> _Stated problem 1_
Please reproduce the play review starting with "Anyone who has" and going on through "friend and foe.", changing "credible" to "believable" wherever it occurs.

His gentle efforts at coaching the head
pastor -- so full of obvious affection based on their long past together in the
boardroom and the family dining room -- is also full of words not spoken but
ever-more evident in his lowered tone, his stiffening posture, and his troubled
brow.
Anyone who has ever experienced
board-executive dynamics immediately can relate and find totally credible his difficult
position as both friend and foe.
While this ensemble of actors backed by the choir behind
them quite naturally and convincingly lead us in a religious service and then
through its subsequent maze of aftermath events, there are elements of the
script that are puzzlers. Minutes after
Assistant Joshua confronts Pastor Paul in front of the supposed thousands
sitting in the sanctuary, there is a vote taken in which everyone is supposed
to write one name or the other of the two ministers on “any slip of paper you
can find” to indicate who should lead going forward. Really?
The fate of this mega-church (and mega-business) is about to be decided
on a quickly assembled set of hand-written ballots? Not only did I chuckle to myself at this
(especially as the former president of a large congregation), the pause that
occurs while we all wait for the vote’s results left me as an audience member wanting
to ask the wonderful choir to sing another number during the non-action, pregnant
interim (the choir being all talented volunteers, by the way, from San
Francisco’s First Unitarian Universalist Church).
|
Anthony Fusco & Stephanie Prentice |
There is also a constant use of hand-held microphones
throughout the entire play, even in moments of husband/wife bedroom talk or in
gripping moments of private confrontations between the Pastor and his
Assistant.

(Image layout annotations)
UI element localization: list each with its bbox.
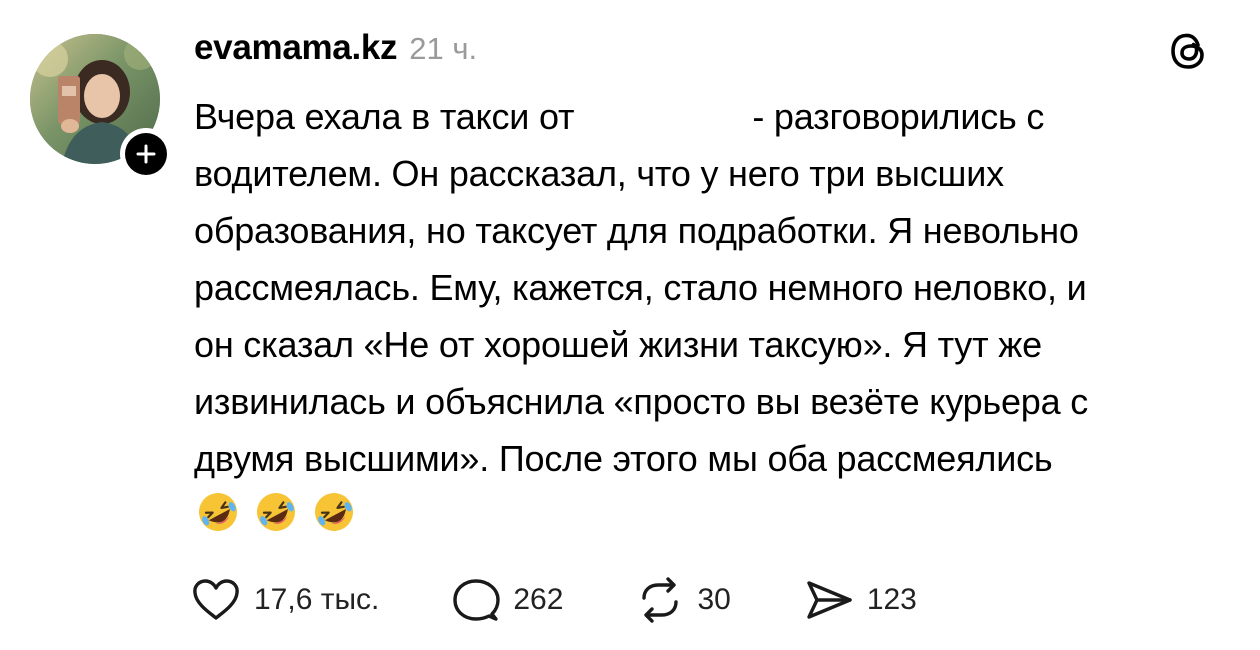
rolling-on-floor-laughing-emoji-icon bbox=[257, 493, 295, 531]
post-text-line: Вчера ехала в такси от - разговорились с bbox=[194, 88, 1234, 145]
like-button[interactable]: 17,6 тыс. bbox=[190, 576, 379, 624]
avatar-container[interactable] bbox=[30, 34, 172, 180]
rolling-on-floor-laughing-emoji-icon bbox=[199, 493, 237, 531]
repost-button[interactable]: 30 bbox=[635, 576, 731, 624]
repost-icon bbox=[642, 577, 679, 623]
action-bar: 17,6 тыс. 262 30 123 bbox=[190, 574, 917, 626]
heart-icon bbox=[193, 579, 239, 620]
emoji-row bbox=[196, 490, 356, 534]
plus-icon bbox=[136, 144, 156, 164]
speech-bubble-icon bbox=[453, 579, 501, 621]
send-icon bbox=[807, 581, 852, 619]
post-text-line: рассмеялась. Ему, кажется, стало немного… bbox=[194, 267, 1087, 308]
like-count: 17,6 тыс. bbox=[254, 583, 380, 616]
follow-badge-inner bbox=[125, 133, 167, 175]
username[interactable]: evamama.kz bbox=[194, 28, 398, 68]
post-header: evamama.kz 21 ч. bbox=[194, 28, 477, 72]
rolling-on-floor-laughing-emoji-icon bbox=[315, 493, 353, 531]
threads-logo-icon bbox=[1166, 28, 1212, 74]
post-text-line: двумя высшими». После этого мы оба рассм… bbox=[194, 438, 1053, 479]
post-timestamp: 21 ч. bbox=[409, 31, 478, 66]
share-count: 123 bbox=[866, 583, 917, 616]
post-text-segment: Вчера ехала в такси от bbox=[194, 96, 575, 137]
post-text-segment: - разговорились с bbox=[752, 96, 1045, 137]
share-button[interactable]: 123 bbox=[803, 576, 917, 624]
reply-button[interactable]: 262 bbox=[451, 576, 563, 624]
post-text-line: извинилась и объяснила «просто вы везёте… bbox=[194, 381, 1089, 422]
post-text-line: водителем. Он рассказал, что у него три … bbox=[194, 153, 1004, 194]
reply-count: 262 bbox=[513, 583, 564, 616]
follow-button[interactable] bbox=[120, 128, 172, 180]
repost-count: 30 bbox=[697, 583, 731, 616]
post-body: Вчера ехала в такси от - разговорились с … bbox=[194, 88, 1234, 487]
post-text-line: образования, но таксует для подработки. … bbox=[194, 210, 1079, 251]
post-text-line: он сказал «Не от хорошей жизни таксую». … bbox=[194, 324, 1042, 365]
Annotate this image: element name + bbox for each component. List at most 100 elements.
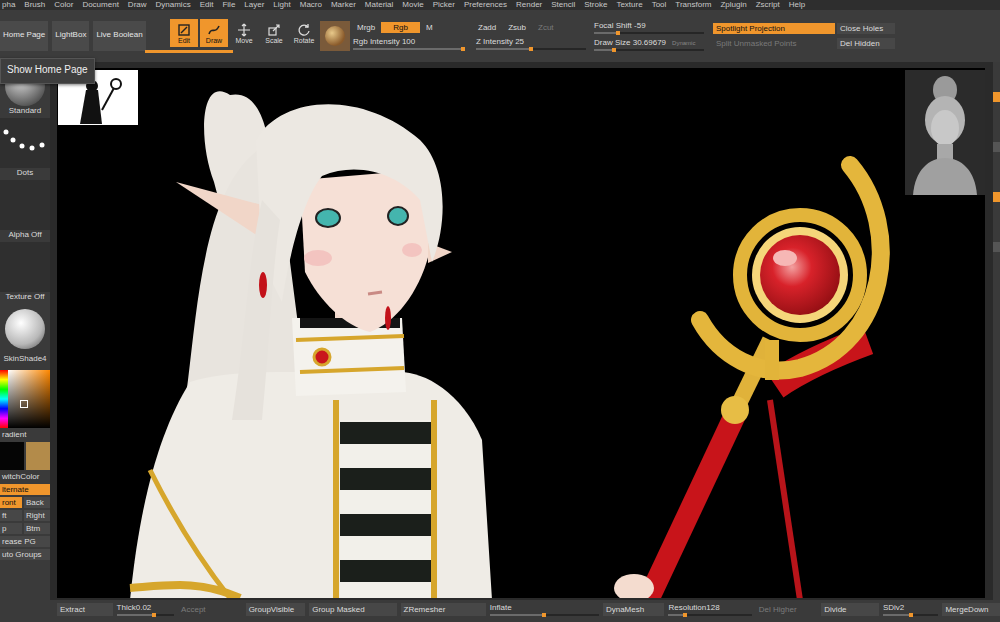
rgb-mode-button[interactable]: Mrgb	[353, 22, 379, 33]
tool-button[interactable]: Rotate	[290, 19, 318, 47]
z-mode-button[interactable]: Zadd	[476, 22, 504, 33]
tool-button[interactable]: Move	[230, 19, 258, 47]
right-shelf	[993, 62, 1000, 600]
z-mode-button[interactable]: Zsub	[506, 22, 534, 33]
color-swatch[interactable]	[0, 442, 24, 470]
shelf-button[interactable]: uto Groups	[0, 549, 50, 560]
alternate-button[interactable]: lternate	[0, 484, 50, 495]
tool-button[interactable]: Edit	[170, 19, 198, 47]
menu-item[interactable]: Color	[54, 0, 73, 10]
focal-shift-slider[interactable]: Focal Shift -59	[594, 21, 710, 34]
z-mode-button[interactable]: Zcut	[536, 22, 562, 33]
menu-item[interactable]: pha	[2, 0, 15, 10]
option-button[interactable]: Split Unmasked Points	[713, 38, 835, 49]
bottom-shelf: Extract Thick0.02Accept GroupVisibleGroup …	[0, 600, 1000, 622]
menu-item[interactable]: Dynamics	[156, 0, 191, 10]
menu-item[interactable]: Edit	[200, 0, 214, 10]
move-arrows-icon	[237, 23, 251, 37]
bottom-button[interactable]: DynaMesh	[603, 603, 665, 616]
menu-item[interactable]: Marker	[331, 0, 356, 10]
shelf-button[interactable]: Home Page	[0, 21, 48, 51]
color-swatch[interactable]	[26, 442, 50, 470]
actions-group: Close Holes Del Hidden	[837, 23, 895, 49]
menu-item[interactable]: Help	[789, 0, 805, 10]
menu-item[interactable]: Render	[516, 0, 542, 10]
dots-stroke-icon	[0, 118, 50, 168]
menu-item[interactable]: File	[222, 0, 235, 10]
shelf-button[interactable]: LightBox	[52, 21, 89, 51]
menu-item[interactable]: Document	[82, 0, 118, 10]
rgb-mode-button[interactable]: M	[422, 22, 437, 33]
draw-size-slider[interactable]: Draw Size 30.69679Dynamic	[594, 38, 710, 51]
rgb-intensity-slider[interactable]: Rgb Intensity 100	[353, 37, 473, 50]
tool-button[interactable]: Scale	[260, 19, 288, 47]
menu-item[interactable]: Stencil	[551, 0, 575, 10]
alpha-button[interactable]: Alpha Off	[0, 180, 50, 240]
menu-item[interactable]: Brush	[24, 0, 45, 10]
stroke-button[interactable]: Dots	[0, 118, 50, 178]
action-button[interactable]: Del Hidden	[837, 38, 895, 49]
material-button[interactable]: SkinShade4	[0, 304, 50, 364]
menu-item[interactable]: Tool	[652, 0, 667, 10]
bottom-button[interactable]: MergeDown	[942, 603, 1000, 616]
bottom-button[interactable]: Extract	[57, 603, 113, 616]
menu-item[interactable]: Texture	[616, 0, 642, 10]
menu-item[interactable]: Zplugin	[720, 0, 746, 10]
menu-item[interactable]: Layer	[244, 0, 264, 10]
dynamic-toggle[interactable]: Dynamic	[672, 40, 695, 46]
rgb-mode-button[interactable]: Rgb	[381, 22, 420, 33]
bottom-button[interactable]: ZRemesher	[401, 603, 486, 616]
menu-item[interactable]: Zscript	[756, 0, 780, 10]
option-button[interactable]: Spotlight Projection	[713, 23, 835, 34]
shelf-button[interactable]: rease PG	[0, 536, 50, 547]
bottom-slider[interactable]: Inflate	[490, 600, 599, 616]
options-group: Spotlight Projection Split Unmasked Point…	[713, 23, 835, 49]
document-canvas	[50, 62, 993, 600]
material-button[interactable]	[320, 21, 350, 51]
rotate-arrow-icon	[297, 23, 311, 37]
menu-item[interactable]: Stroke	[584, 0, 607, 10]
shelf-buttons: Home PageLightBoxLive Boolean	[0, 21, 170, 51]
color-picker[interactable]	[0, 370, 50, 428]
tool-button[interactable]: Draw	[200, 19, 228, 47]
action-button[interactable]: Close Holes	[837, 23, 895, 34]
bottom-button[interactable]: Del Higher	[756, 603, 818, 616]
z-intensity-slider[interactable]: Z Intensity 25	[476, 37, 594, 50]
bottom-slider[interactable]: SDiv2	[883, 600, 939, 616]
menu-item[interactable]: Transform	[675, 0, 711, 10]
view-button[interactable]: p	[0, 523, 22, 534]
material-sphere-icon	[5, 309, 45, 349]
viewport[interactable]	[57, 68, 985, 598]
view-button[interactable]: ft	[0, 510, 22, 521]
view-button[interactable]: Right	[24, 510, 50, 521]
bottom-button[interactable]: GroupVisible	[246, 603, 306, 616]
menu-item[interactable]: Macro	[300, 0, 322, 10]
menu-item[interactable]: Preferences	[464, 0, 507, 10]
bottom-button[interactable]: Group Masked	[309, 603, 396, 616]
menu-item[interactable]: Picker	[433, 0, 455, 10]
shelf-button[interactable]: Live Boolean	[93, 21, 145, 51]
menu-item[interactable]: Movie	[402, 0, 423, 10]
switch-color-button[interactable]: witchColor	[0, 472, 50, 482]
focal-group: Focal Shift -59 Draw Size 30.69679Dynamic	[594, 21, 710, 51]
view-button[interactable]: Btm	[24, 523, 50, 534]
menu-item[interactable]: Light	[273, 0, 290, 10]
top-shelf: Home PageLightBoxLive BooleanEditDrawMov…	[0, 10, 1000, 62]
zbrush-window: pha Brush Color Document Draw Dynamics Edit Fil…	[0, 0, 1000, 622]
menu-item[interactable]: Material	[365, 0, 393, 10]
scale-box-icon	[267, 23, 281, 37]
brush-stroke-icon	[207, 23, 221, 37]
color-swatches	[0, 442, 50, 470]
view-button[interactable]: Back	[24, 497, 50, 508]
menu-item[interactable]: Draw	[128, 0, 147, 10]
material-sphere-icon	[325, 26, 345, 46]
bottom-slider[interactable]: Resolution128	[668, 600, 751, 616]
view-button[interactable]: ront	[0, 497, 22, 508]
texture-button[interactable]: Texture Off	[0, 242, 50, 302]
bottom-slider[interactable]: Thick0.02	[117, 600, 175, 616]
bottom-button[interactable]: Accept	[178, 603, 242, 616]
bottom-button[interactable]: Divide	[821, 603, 879, 616]
bust-model-icon	[905, 70, 985, 195]
model-thumbnail[interactable]	[905, 70, 985, 195]
gradient-toggle[interactable]: radient	[0, 430, 50, 440]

> _Stated problem 2_
Arrange the lines of the records as a Markdown table with the columns No. and Line, starting with the line with "22, 379, 33]" and going on through the line with "option-button[interactable]: Split Unmasked". Leave out blank lines and include nothing outside that range.

> _Task result 1_
Anyone who has ever experienced
board-executive dynamics immediately can relate and find totally believable his difficult
position as both friend and foe.

> _Task result 2_
| No. | Line |
|---|---|
| 1 | rgb-mode-button[interactable]: Mrgb	[353, 22, 379, 33] |
| 2 | tool-button[interactable]: Rotate	[290, 19, 318, 47] |
| 3 | z-mode-button[interactable]: Zadd	[476, 22, 504, 33] |
| 4 | tool-button[interactable]: Move	[230, 19, 258, 47] |
| 5 | right-shelf	[993, 62, 1000, 600] |
| 6 | z-mode-button[interactable]: Zsub	[506, 22, 534, 33] |
| 7 | color-swatch[interactable]	[0, 442, 24, 470] |
| 8 | shelf-button[interactable]: uto Groups	[0, 549, 50, 560] |
| 9 | alternate-button[interactable]: lternate	[0, 484, 50, 495] |
| 10 | tool-button[interactable]: Edit	[170, 19, 198, 47] |
| 11 | menu-item[interactable]: Color	[54, 0, 73, 10] |
| 12 | focal-shift-slider[interactable]: Focal Shift -59	[594, 21, 710, 34] |
| 13 | z-mode-button[interactable]: Zcut	[536, 22, 562, 33] |
| 14 | menu-item[interactable]: pha	[2, 0, 15, 10] |
| 15 | option-button[interactable]: Split Unmasked Points	[713, 38, 835, 49] |